Your goal —
According to the forum post below about a dove's aggression toward a newcomer, about how old is the new bird?

Text shown —
# Aggression towards a newcomer - what's the best way to fix it?



## Clementine (Sep 5, 2015)

Hi everyone!

I've had my ringneck dove Clementine for about 3 years now. I always had the intention to get her a companion but whenever I looked online, there were hardly ever any singles up for adoption in my area. Since I've been busier than usual lately and I'm afraid of her getting lonely, I started searching again and this time I found what seemed like a great candidate; I went to pick her up last night.

I'm calling it "her" because the previous owner thinks it's probably a female, but the sex hasn't been confirmed yet. She's about 4 months old. She has a slight deformity (one wing is a bit crooked and she has a little toe issue) but overall she seems energetic, healthy and good-tempered. She can't fly well at the moment (not sure if it's due entirely to her wing problem or also her recent molt and/or her age) so she uses ramps to get from the bottom of her cage to her perches. She doesn't vocalize much but when she does, it sounds like a quiet and slightly whiny "woo" or "wehh".

I knew from the start that I would have to let the two birds get used to each other for a good while before putting them in the same cage, so I'm keeping them in separate cages at the moment - the new bird has Clem's old 'large dog crate' cage while Clem has a bigger, newer cage. But I wanted them to at least briefly meet outside the cages after I brought the new bird home. When I let them out, Clem started trying to land on the new bird! I managed to block her attempts, but she still managed to peck it on the head once after landing on my hand.

I quickly separated them and let them get used to each other from their cages. Clem was eyeing the new bird a lot at first but eventually she started to mostly ignore it and she started acting more normal. So today I tried a second meeting and things were okay for about a minute, but then Clem started flying at the other bird again so I put them back in their cages.

Data supplied —
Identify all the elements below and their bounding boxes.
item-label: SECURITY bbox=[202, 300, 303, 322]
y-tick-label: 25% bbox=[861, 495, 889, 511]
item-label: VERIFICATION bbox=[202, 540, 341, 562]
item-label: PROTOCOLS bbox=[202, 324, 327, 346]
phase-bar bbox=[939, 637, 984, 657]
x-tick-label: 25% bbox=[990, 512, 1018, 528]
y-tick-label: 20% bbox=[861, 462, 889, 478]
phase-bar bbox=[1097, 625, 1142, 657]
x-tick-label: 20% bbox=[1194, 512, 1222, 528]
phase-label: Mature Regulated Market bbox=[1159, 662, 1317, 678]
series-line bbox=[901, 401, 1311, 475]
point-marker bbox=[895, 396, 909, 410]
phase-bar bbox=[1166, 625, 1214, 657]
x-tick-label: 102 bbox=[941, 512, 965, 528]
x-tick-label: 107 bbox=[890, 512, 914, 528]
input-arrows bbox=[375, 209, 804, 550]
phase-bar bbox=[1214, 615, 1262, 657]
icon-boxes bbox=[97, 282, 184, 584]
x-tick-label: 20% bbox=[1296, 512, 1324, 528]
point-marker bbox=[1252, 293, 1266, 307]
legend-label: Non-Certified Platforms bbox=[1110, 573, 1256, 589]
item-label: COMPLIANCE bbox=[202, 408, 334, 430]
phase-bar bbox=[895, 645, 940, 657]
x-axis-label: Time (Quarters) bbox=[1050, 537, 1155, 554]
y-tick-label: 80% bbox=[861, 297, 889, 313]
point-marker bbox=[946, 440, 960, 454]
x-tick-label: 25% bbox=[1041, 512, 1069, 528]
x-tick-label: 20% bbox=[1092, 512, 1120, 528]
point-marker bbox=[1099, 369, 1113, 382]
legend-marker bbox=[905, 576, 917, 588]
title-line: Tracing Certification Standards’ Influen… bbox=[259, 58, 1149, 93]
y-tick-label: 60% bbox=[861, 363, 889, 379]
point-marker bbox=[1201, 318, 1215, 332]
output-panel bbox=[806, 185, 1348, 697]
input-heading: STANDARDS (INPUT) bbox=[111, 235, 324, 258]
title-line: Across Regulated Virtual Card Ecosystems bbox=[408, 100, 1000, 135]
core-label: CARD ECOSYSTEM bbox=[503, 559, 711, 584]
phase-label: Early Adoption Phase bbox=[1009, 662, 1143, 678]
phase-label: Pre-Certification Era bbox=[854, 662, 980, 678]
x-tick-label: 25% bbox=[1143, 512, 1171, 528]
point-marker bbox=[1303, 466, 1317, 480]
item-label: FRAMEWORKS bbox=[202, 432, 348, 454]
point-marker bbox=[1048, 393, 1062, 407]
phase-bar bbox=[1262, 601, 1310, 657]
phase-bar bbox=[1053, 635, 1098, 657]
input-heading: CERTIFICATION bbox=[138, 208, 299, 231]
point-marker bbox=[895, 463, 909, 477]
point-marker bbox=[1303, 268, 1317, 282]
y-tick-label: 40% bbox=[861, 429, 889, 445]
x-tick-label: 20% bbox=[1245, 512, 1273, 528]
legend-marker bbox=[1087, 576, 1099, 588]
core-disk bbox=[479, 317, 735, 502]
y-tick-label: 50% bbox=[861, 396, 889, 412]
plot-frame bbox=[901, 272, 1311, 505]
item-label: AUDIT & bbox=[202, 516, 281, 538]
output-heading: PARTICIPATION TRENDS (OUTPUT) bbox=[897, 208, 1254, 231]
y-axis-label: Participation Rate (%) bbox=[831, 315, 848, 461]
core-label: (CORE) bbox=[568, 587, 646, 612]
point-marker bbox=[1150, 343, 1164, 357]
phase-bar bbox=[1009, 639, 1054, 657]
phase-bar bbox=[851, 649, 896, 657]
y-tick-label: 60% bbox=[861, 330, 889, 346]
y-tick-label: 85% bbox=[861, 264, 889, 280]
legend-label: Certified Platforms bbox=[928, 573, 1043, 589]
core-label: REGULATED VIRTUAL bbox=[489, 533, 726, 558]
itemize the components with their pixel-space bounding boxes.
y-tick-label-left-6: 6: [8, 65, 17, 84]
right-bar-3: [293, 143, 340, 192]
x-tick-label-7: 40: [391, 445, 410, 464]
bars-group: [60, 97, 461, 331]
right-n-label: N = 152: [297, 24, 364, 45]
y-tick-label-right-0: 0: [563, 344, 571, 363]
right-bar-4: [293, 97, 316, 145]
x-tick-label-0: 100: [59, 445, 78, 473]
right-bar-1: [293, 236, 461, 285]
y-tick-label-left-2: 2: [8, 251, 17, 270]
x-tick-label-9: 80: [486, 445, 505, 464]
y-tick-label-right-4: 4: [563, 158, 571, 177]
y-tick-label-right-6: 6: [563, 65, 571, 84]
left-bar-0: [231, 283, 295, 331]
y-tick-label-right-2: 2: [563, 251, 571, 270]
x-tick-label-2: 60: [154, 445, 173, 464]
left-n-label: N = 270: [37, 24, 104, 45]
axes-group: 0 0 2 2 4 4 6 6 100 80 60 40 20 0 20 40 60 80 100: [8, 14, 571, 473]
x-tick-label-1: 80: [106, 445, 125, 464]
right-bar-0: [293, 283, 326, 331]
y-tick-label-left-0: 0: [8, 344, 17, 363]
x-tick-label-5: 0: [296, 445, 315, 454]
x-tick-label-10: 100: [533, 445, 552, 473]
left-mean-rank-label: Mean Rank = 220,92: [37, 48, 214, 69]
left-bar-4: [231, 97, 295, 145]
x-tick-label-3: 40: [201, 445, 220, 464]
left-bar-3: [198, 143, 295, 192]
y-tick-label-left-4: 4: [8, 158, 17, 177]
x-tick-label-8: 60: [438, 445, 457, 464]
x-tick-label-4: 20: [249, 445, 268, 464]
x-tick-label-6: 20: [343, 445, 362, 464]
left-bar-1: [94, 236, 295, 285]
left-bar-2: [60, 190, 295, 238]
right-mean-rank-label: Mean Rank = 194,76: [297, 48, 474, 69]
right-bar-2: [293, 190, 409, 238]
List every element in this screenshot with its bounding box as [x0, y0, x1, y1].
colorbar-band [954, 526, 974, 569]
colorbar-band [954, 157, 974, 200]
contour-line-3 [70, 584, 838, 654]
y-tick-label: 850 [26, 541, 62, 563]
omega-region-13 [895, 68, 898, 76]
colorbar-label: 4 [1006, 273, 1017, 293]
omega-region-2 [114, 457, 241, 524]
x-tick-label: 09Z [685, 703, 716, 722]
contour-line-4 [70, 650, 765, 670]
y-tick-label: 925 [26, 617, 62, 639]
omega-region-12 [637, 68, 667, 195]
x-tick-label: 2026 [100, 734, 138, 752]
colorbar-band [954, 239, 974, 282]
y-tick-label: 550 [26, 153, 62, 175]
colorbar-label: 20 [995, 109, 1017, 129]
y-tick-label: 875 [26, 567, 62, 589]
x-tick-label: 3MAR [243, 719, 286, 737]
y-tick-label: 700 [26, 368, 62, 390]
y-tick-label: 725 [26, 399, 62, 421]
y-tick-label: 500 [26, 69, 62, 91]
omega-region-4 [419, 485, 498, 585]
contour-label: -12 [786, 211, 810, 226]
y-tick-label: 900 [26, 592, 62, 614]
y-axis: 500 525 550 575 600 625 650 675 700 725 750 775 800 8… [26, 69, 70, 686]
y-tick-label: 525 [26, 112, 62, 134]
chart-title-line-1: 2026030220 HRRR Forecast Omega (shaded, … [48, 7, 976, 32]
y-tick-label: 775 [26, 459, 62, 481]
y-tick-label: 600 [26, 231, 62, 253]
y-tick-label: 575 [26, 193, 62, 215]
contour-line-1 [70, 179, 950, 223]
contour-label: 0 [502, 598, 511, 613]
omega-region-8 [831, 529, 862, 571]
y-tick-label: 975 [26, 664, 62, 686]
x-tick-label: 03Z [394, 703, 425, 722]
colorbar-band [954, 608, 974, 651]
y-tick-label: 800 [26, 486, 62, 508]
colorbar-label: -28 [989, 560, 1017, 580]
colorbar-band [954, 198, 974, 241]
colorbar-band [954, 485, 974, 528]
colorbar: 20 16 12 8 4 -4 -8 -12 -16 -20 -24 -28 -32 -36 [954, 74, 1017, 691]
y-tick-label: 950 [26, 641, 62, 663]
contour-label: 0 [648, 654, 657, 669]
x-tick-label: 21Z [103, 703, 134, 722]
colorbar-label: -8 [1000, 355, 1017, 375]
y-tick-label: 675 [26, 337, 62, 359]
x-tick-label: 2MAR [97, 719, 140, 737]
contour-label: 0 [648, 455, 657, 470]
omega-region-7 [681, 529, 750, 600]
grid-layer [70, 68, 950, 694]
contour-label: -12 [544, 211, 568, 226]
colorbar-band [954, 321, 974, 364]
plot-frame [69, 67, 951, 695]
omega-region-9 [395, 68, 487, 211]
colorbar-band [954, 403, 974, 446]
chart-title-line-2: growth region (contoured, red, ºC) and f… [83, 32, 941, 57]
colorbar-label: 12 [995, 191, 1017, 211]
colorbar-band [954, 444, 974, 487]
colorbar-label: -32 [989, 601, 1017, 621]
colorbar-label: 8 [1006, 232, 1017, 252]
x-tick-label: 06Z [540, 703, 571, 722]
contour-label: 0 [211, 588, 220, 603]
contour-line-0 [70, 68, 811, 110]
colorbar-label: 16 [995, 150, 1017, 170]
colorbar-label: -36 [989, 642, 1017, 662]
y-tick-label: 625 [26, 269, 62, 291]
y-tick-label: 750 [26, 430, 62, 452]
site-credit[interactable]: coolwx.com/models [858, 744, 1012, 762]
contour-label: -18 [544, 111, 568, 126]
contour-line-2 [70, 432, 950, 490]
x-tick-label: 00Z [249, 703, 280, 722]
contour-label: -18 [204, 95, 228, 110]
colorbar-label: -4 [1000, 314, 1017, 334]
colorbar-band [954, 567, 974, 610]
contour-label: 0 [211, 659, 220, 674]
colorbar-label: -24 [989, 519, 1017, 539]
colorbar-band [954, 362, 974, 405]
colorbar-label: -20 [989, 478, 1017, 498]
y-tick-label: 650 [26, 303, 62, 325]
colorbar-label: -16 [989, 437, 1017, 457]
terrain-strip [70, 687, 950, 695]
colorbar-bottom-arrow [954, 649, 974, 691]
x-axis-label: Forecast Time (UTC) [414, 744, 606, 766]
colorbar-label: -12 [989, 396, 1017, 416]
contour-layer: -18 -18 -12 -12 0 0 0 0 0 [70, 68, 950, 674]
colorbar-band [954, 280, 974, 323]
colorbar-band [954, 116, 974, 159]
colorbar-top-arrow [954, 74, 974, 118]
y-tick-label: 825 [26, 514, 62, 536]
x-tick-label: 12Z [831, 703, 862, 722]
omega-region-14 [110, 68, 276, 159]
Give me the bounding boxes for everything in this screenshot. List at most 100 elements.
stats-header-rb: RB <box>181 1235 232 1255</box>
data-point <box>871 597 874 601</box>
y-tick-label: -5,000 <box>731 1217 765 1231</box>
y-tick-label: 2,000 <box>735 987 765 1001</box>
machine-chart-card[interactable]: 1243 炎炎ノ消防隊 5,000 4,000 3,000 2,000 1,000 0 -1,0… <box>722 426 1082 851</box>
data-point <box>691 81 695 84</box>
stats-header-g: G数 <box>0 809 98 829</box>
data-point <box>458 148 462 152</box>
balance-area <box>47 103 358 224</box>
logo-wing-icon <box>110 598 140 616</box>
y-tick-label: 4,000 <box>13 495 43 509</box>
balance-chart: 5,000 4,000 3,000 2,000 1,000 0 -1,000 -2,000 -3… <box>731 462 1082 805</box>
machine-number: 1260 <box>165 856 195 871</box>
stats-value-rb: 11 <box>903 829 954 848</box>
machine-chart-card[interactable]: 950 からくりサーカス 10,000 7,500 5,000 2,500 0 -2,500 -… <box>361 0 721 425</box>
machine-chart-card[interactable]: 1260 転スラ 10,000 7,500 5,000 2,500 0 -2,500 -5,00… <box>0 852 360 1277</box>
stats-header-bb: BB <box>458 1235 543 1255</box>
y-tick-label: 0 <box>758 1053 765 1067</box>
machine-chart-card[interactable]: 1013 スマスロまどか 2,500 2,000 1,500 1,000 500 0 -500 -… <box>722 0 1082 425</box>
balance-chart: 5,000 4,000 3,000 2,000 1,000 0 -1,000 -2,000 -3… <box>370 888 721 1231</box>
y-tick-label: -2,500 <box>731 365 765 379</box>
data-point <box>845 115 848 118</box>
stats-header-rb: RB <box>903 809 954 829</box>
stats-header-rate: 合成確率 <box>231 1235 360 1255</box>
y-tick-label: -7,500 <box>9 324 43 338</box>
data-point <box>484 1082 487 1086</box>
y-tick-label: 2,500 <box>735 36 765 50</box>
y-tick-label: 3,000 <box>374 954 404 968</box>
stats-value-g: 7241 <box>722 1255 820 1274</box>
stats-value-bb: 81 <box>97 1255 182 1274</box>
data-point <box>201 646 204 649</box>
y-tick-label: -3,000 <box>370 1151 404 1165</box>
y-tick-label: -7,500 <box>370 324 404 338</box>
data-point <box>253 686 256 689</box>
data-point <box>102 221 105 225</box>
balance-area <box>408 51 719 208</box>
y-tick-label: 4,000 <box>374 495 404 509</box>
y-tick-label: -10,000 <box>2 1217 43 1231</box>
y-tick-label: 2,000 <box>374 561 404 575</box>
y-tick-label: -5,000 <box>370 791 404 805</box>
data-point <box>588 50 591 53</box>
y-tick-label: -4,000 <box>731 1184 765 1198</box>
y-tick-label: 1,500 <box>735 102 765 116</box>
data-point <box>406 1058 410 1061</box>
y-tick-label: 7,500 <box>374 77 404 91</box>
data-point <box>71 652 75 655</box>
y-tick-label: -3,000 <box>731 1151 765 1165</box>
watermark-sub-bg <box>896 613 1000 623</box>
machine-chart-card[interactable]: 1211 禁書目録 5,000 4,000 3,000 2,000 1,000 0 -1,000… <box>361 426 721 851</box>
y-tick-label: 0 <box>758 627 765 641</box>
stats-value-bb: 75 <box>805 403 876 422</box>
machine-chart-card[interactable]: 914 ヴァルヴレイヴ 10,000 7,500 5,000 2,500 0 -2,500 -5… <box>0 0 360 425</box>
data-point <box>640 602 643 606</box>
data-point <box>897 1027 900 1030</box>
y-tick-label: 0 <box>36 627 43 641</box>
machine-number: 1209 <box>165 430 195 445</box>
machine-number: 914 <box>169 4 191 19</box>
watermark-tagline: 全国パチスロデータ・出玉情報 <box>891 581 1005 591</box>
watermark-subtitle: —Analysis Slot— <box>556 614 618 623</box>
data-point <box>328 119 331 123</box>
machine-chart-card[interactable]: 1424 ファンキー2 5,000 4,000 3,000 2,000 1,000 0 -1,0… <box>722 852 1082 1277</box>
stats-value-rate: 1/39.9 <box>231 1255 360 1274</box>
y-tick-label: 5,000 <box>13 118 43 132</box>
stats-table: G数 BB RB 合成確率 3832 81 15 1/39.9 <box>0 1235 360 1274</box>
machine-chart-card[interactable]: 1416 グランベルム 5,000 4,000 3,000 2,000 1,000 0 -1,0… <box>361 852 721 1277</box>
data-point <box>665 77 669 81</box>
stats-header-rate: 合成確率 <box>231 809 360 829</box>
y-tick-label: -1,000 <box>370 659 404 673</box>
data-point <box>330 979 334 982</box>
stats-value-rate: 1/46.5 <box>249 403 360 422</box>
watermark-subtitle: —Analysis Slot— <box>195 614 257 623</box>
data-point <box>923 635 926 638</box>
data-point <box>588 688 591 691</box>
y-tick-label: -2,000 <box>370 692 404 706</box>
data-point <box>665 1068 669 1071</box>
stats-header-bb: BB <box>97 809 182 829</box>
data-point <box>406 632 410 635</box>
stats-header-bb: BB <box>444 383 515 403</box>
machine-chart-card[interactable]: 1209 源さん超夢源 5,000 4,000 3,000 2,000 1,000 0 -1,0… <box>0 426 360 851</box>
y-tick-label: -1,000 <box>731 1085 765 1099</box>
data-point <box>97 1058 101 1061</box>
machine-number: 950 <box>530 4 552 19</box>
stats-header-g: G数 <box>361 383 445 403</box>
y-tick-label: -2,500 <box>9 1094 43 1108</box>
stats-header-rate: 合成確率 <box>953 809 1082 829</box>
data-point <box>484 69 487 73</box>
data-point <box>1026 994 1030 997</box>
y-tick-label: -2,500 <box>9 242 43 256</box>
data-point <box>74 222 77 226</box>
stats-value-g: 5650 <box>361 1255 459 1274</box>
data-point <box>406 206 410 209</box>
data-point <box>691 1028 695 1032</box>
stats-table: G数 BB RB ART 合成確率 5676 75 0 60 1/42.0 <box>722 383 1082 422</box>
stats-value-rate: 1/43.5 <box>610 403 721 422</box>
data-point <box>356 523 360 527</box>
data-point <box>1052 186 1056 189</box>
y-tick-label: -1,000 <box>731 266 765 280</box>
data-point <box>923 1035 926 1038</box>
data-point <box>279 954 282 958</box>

Output below —
About 4 months old.